§ **Work to complete**: Copy out all the records exactly.

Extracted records

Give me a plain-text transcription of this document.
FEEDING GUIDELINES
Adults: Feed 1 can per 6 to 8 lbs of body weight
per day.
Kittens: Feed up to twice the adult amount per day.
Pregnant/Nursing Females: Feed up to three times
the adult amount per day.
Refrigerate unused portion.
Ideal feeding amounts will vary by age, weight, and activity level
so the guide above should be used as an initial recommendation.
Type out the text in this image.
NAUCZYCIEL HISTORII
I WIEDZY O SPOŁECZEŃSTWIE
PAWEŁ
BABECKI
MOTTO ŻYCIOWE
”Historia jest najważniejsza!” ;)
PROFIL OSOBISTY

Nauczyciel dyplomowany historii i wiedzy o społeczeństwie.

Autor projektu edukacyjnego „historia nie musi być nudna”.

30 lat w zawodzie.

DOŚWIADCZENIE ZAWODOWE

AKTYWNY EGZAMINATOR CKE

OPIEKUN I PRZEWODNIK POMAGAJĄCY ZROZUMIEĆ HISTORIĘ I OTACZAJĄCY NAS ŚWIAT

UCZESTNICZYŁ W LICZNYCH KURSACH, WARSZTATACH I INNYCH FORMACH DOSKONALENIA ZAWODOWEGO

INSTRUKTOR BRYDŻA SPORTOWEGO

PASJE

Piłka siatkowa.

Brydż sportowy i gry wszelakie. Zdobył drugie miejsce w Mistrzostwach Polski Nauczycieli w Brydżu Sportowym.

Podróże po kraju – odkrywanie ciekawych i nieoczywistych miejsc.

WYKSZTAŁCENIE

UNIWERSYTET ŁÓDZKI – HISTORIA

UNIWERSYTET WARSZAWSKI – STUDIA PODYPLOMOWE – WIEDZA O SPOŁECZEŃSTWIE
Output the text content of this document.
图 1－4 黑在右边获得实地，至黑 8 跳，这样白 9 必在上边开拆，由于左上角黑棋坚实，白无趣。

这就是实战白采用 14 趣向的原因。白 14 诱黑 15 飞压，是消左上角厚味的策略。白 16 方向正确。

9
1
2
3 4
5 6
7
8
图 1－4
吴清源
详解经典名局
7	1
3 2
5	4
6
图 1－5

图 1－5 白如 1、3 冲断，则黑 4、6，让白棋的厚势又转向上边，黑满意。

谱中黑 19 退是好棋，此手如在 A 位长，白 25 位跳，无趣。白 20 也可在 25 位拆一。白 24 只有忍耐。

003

§ **Correct answer**:
Give me a plain-text transcription of this document.
FEEDING GUIDELINES
Adults: Feed 1 can per 6 to 8 lbs of body weight
per day.
Kittens: Feed up to twice the adult amount per day.
Pregnant/Nursing Females: Feed up to three times
the adult amount per day.
Refrigerate unused portion.
Ideal feeding amounts will vary by age, weight, and activity level
so the guide above should be used as an initial recommendation.
Type out the text in this image.
NAUCZYCIEL HISTORII
I WIEDZY O SPOŁECZEŃSTWIE
PAWEŁ
BABECKI
MOTTO ŻYCIOWE
”Historia jest najważniejsza!” ;)
PROFIL OSOBISTY

Nauczyciel dyplomowany historii i wiedzy o społeczeństwie.

Autor projektu edukacyjnego „historia nie musi być nudna”.

30 lat w zawodzie.

DOŚWIADCZENIE ZAWODOWE

AKTYWNY EGZAMINATOR CKE

OPIEKUN I PRZEWODNIK POMAGAJĄCY ZROZUMIEĆ HISTORIĘ I OTACZAJĄCY NAS ŚWIAT

UCZESTNICZYŁ W LICZNYCH KURSACH, WARSZTATACH I INNYCH FORMACH DOSKONALENIA ZAWODOWEGO

INSTRUKTOR BRYDŻA SPORTOWEGO

PASJE

Piłka siatkowa.

Brydż sportowy i gry wszelakie. Zdobył drugie miejsce w Mistrzostwach Polski Nauczycieli w Brydżu Sportowym.

Podróże po kraju – odkrywanie ciekawych i nieoczywistych miejsc.

WYKSZTAŁCENIE

UNIWERSYTET ŁÓDZKI – HISTORIA

UNIWERSYTET WARSZAWSKI – STUDIA PODYPLOMOWE – WIEDZA O SPOŁECZEŃSTWIE
Output the text content of this document.
图 1－4 黑在右边获得实地，至黑 8 跳，这样白 9 必在上边开拆，由于左上角黑棋坚实，白无趣。

这就是实战白采用 14 趣向的原因。白 14 诱黑 15 飞压，是消左上角厚味的策略。白 16 方向正确。

9
1
2
3 4
5 6
7
8
图 1－4
吴清源
详解经典名局
7	1
3 2
5	4
6
图 1－5

图 1－5 白如 1、3 冲断，则黑 4、6，让白棋的厚势又转向上边，黑满意。

谱中黑 19 退是好棋，此手如在 A 位长，白 25 位跳，无趣。白 20 也可在 25 位拆一。白 24 只有忍耐。

003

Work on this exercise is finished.